> **The exercise**:
Every record must appear in your copy exactly as written, with no pictures.

Data items:

-=-=-=-=-

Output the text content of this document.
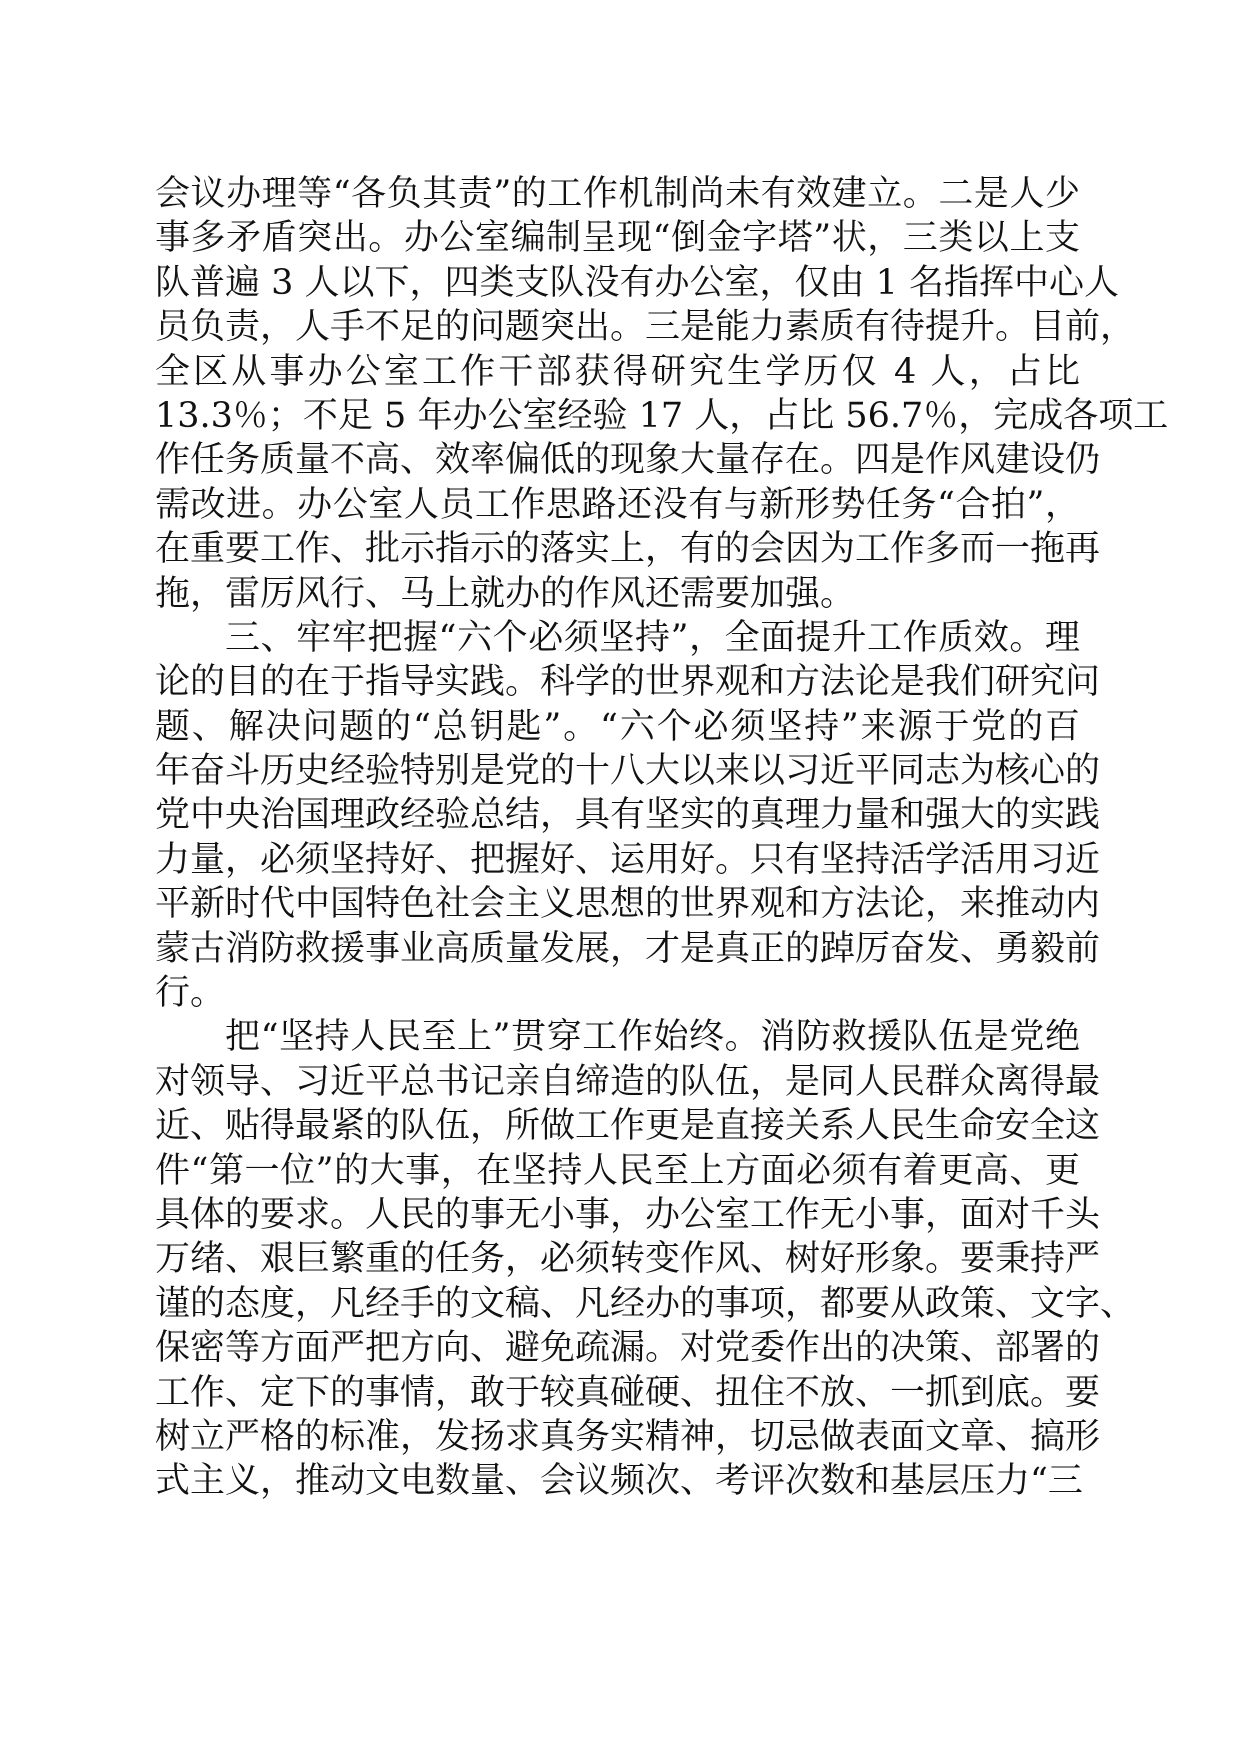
会议办理等“各负其责”的工作机制尚未有效建立。二是人少
事多矛盾突出。办公室编制呈现“倒金字塔”状，三类以上支
队普遍 3 人以下，四类支队没有办公室，仅由 1 名指挥中心人
员负责，人手不足的问题突出。三是能力素质有待提升。目前，
全区从事办公室工作干部获得研究生学历仅 4 人，占比
13.3％；不足 5 年办公室经验 17 人，占比 56.7％，完成各项工
作任务质量不高、效率偏低的现象大量存在。四是作风建设仍
需改进。办公室人员工作思路还没有与新形势任务“合拍”，
在重要工作、批示指示的落实上，有的会因为工作多而一拖再
拖，雷厉风行、马上就办的作风还需要加强。
三、牢牢把握“六个必须坚持”，全面提升工作质效。理
论的目的在于指导实践。科学的世界观和方法论是我们研究问
题、解决问题的“总钥匙”。“六个必须坚持”来源于党的百
年奋斗历史经验特别是党的十八大以来以习近平同志为核心的
党中央治国理政经验总结，具有坚实的真理力量和强大的实践
力量，必须坚持好、把握好、运用好。只有坚持活学活用习近
平新时代中国特色社会主义思想的世界观和方法论，来推动内
蒙古消防救援事业高质量发展，才是真正的踔厉奋发、勇毅前
行。
把“坚持人民至上”贯穿工作始终。消防救援队伍是党绝
对领导、习近平总书记亲自缔造的队伍，是同人民群众离得最
近、贴得最紧的队伍，所做工作更是直接关系人民生命安全这
件“第一位”的大事，在坚持人民至上方面必须有着更高、更
具体的要求。人民的事无小事，办公室工作无小事，面对千头
万绪、艰巨繁重的任务，必须转变作风、树好形象。要秉持严
谨的态度，凡经手的文稿、凡经办的事项，都要从政策、文字、
保密等方面严把方向、避免疏漏。对党委作出的决策、部署的
工作、定下的事情，敢于较真碰硬、扭住不放、一抓到底。要
树立严格的标准，发扬求真务实精神，切忌做表面文章、搞形
式主义，推动文电数量、会议频次、考评次数和基层压力“三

-=-=-=-=-

> **Result of the exercise**:
Output the text content of this document.
会议办理等“各负其责”的工作机制尚未有效建立。二是人少
事多矛盾突出。办公室编制呈现“倒金字塔”状，三类以上支
队普遍 3 人以下，四类支队没有办公室，仅由 1 名指挥中心人
员负责，人手不足的问题突出。三是能力素质有待提升。目前，
全区从事办公室工作干部获得研究生学历仅 4 人，占比
13.3％；不足 5 年办公室经验 17 人，占比 56.7％，完成各项工
作任务质量不高、效率偏低的现象大量存在。四是作风建设仍
需改进。办公室人员工作思路还没有与新形势任务“合拍”，
在重要工作、批示指示的落实上，有的会因为工作多而一拖再
拖，雷厉风行、马上就办的作风还需要加强。
三、牢牢把握“六个必须坚持”，全面提升工作质效。理
论的目的在于指导实践。科学的世界观和方法论是我们研究问
题、解决问题的“总钥匙”。“六个必须坚持”来源于党的百
年奋斗历史经验特别是党的十八大以来以习近平同志为核心的
党中央治国理政经验总结，具有坚实的真理力量和强大的实践
力量，必须坚持好、把握好、运用好。只有坚持活学活用习近
平新时代中国特色社会主义思想的世界观和方法论，来推动内
蒙古消防救援事业高质量发展，才是真正的踔厉奋发、勇毅前
行。
把“坚持人民至上”贯穿工作始终。消防救援队伍是党绝
对领导、习近平总书记亲自缔造的队伍，是同人民群众离得最
近、贴得最紧的队伍，所做工作更是直接关系人民生命安全这
件“第一位”的大事，在坚持人民至上方面必须有着更高、更
具体的要求。人民的事无小事，办公室工作无小事，面对千头
万绪、艰巨繁重的任务，必须转变作风、树好形象。要秉持严
谨的态度，凡经手的文稿、凡经办的事项，都要从政策、文字、
保密等方面严把方向、避免疏漏。对党委作出的决策、部署的
工作、定下的事情，敢于较真碰硬、扭住不放、一抓到底。要
树立严格的标准，发扬求真务实精神，切忌做表面文章、搞形
式主义，推动文电数量、会议频次、考评次数和基层压力“三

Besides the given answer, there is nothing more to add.